* **Some records**
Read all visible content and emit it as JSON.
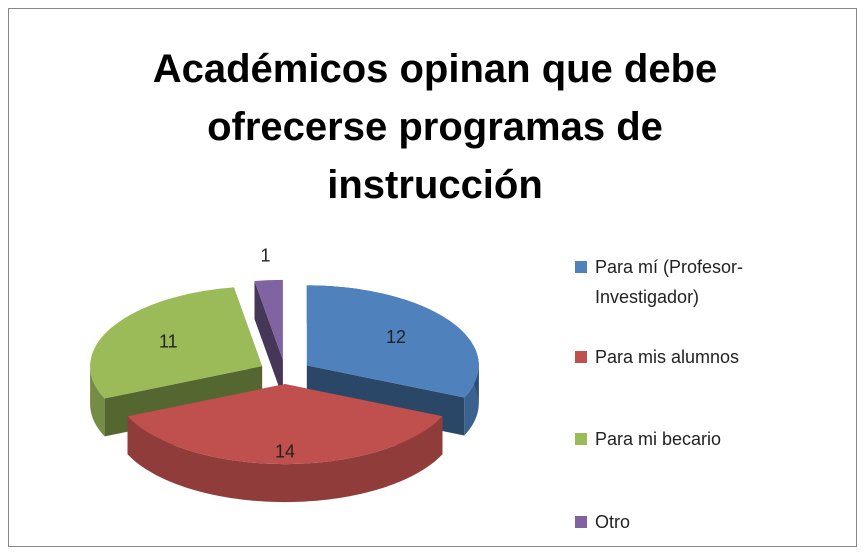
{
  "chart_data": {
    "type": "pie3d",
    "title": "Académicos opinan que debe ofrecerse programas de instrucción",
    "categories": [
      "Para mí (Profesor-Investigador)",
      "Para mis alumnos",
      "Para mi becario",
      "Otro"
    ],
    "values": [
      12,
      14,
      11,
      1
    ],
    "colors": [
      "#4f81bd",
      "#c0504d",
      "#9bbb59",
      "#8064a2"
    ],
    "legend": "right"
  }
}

---

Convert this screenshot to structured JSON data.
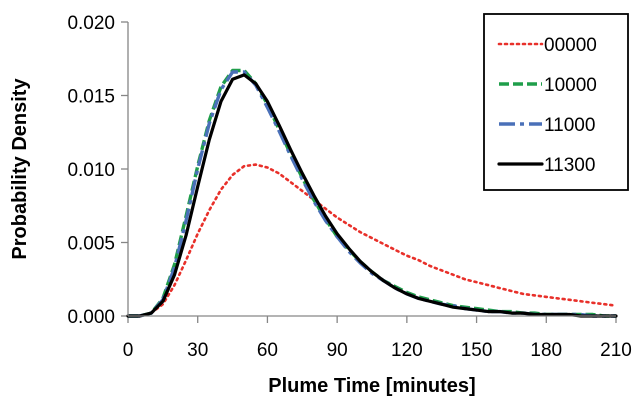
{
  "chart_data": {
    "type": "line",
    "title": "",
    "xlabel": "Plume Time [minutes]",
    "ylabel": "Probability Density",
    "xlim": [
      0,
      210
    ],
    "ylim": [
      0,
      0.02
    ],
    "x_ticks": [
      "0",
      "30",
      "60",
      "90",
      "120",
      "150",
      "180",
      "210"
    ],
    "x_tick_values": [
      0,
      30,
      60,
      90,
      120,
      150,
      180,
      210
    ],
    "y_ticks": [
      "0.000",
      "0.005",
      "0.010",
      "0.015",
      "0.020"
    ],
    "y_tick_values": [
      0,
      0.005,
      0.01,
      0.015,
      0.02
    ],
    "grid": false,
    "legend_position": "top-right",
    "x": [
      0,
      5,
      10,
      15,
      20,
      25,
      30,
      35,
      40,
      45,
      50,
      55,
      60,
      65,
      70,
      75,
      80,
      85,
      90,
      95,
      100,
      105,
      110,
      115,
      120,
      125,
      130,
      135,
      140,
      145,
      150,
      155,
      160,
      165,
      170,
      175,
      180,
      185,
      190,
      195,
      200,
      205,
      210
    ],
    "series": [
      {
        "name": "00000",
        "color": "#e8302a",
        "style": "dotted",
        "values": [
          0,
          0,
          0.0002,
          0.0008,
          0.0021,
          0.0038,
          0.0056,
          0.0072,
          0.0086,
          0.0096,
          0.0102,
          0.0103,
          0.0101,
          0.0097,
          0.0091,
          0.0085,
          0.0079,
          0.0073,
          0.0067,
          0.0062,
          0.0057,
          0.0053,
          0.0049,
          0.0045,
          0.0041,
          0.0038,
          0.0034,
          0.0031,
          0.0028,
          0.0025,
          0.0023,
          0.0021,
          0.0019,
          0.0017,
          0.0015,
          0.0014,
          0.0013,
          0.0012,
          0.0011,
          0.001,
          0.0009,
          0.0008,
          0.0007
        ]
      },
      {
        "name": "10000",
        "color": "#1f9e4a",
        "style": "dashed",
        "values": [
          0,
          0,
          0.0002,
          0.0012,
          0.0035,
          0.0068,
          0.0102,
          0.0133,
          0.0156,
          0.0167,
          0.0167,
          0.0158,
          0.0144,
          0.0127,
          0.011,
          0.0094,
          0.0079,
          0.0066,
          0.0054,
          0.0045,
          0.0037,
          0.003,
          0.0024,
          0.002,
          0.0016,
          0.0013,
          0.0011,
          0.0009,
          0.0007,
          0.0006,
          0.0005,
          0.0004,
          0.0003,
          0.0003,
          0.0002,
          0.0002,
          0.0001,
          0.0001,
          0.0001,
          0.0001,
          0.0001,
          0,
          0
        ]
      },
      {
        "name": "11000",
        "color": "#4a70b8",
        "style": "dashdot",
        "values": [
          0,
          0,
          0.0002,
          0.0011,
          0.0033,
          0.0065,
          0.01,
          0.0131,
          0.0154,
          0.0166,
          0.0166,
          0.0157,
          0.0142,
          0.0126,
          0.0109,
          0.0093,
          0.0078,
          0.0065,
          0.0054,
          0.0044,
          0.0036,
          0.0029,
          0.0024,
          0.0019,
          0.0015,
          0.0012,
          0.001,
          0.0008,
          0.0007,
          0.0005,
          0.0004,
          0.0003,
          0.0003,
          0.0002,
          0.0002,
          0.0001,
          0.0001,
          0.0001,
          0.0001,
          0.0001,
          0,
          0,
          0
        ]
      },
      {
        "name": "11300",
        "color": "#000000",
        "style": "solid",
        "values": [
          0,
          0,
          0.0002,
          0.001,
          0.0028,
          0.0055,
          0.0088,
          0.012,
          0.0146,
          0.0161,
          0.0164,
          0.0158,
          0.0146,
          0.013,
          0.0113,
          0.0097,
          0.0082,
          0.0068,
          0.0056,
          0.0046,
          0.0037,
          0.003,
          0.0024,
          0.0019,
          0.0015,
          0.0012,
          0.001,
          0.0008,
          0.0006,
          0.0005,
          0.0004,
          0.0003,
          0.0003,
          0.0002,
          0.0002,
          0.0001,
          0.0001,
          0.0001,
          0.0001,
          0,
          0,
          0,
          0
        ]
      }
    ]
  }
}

==

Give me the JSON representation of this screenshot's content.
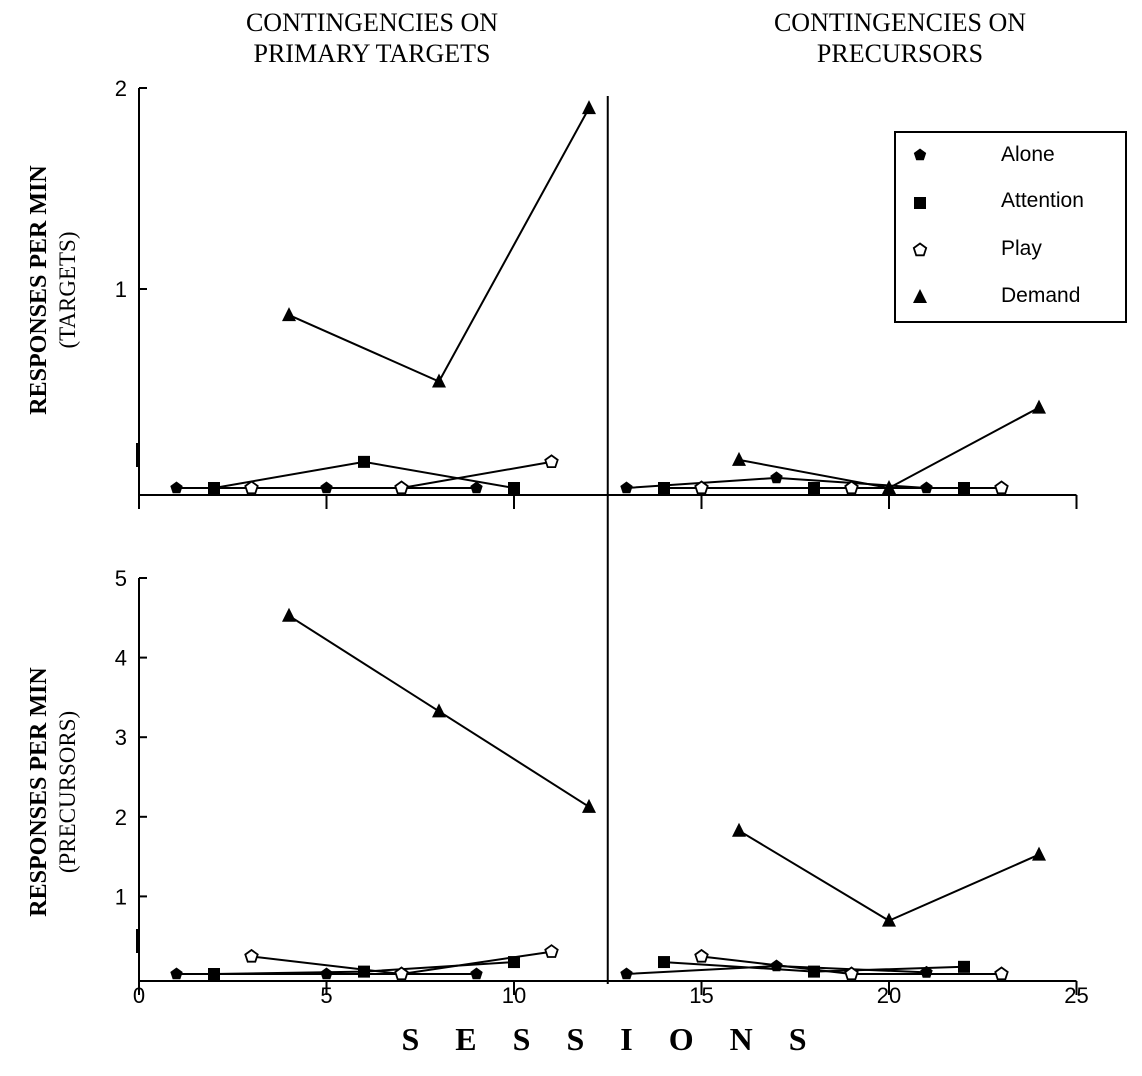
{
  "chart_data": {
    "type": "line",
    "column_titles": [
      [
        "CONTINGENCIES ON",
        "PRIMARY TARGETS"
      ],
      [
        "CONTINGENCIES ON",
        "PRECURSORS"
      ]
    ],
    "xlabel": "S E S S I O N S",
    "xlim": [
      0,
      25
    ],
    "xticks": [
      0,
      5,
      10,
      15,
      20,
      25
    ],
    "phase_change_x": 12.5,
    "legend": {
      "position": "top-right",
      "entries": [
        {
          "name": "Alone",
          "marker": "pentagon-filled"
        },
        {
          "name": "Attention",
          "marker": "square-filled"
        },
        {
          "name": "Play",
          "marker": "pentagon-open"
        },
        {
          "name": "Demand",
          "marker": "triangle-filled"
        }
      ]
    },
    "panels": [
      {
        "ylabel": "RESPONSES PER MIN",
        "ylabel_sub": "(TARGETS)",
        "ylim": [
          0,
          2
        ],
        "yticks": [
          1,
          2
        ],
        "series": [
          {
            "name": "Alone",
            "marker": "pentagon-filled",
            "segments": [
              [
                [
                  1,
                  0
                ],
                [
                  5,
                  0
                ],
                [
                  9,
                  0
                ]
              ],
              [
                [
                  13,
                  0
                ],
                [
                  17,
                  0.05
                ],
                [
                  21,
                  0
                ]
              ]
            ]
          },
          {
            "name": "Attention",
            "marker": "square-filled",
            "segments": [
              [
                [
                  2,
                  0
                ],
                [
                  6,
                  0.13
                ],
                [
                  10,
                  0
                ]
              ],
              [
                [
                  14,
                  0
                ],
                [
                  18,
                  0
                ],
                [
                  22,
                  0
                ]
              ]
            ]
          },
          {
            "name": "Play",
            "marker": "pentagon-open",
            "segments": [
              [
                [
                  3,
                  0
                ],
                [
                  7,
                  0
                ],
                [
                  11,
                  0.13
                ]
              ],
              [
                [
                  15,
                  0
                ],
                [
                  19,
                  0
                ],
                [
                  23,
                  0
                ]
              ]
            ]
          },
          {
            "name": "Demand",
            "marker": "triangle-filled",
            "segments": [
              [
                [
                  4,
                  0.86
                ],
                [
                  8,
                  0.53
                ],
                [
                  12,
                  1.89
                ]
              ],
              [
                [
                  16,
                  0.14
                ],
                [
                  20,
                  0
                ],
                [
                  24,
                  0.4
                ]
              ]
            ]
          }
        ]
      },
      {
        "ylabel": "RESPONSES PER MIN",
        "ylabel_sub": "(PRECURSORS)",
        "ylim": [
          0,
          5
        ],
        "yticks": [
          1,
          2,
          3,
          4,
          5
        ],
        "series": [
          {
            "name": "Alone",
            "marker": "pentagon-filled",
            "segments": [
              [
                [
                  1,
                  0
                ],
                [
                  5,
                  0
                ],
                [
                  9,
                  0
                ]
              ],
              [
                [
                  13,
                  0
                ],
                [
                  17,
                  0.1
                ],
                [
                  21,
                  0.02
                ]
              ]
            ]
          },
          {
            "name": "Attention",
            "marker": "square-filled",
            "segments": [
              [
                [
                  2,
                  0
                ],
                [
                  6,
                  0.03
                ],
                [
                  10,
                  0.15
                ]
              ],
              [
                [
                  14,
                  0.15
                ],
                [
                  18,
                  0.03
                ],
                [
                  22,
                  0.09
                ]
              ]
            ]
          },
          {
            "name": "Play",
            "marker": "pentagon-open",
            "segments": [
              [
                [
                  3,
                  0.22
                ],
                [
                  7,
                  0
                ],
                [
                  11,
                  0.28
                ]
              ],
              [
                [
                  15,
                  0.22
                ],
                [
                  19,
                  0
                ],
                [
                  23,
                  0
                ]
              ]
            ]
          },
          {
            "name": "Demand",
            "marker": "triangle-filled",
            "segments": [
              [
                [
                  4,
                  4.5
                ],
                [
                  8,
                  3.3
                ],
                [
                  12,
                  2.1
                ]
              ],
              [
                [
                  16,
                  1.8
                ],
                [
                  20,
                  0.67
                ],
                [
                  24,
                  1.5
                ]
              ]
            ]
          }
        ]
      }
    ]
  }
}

* **Set task**
How many lines in the records above contain the word "TARGETS"? Reply with the number alone.

* **Solution**
2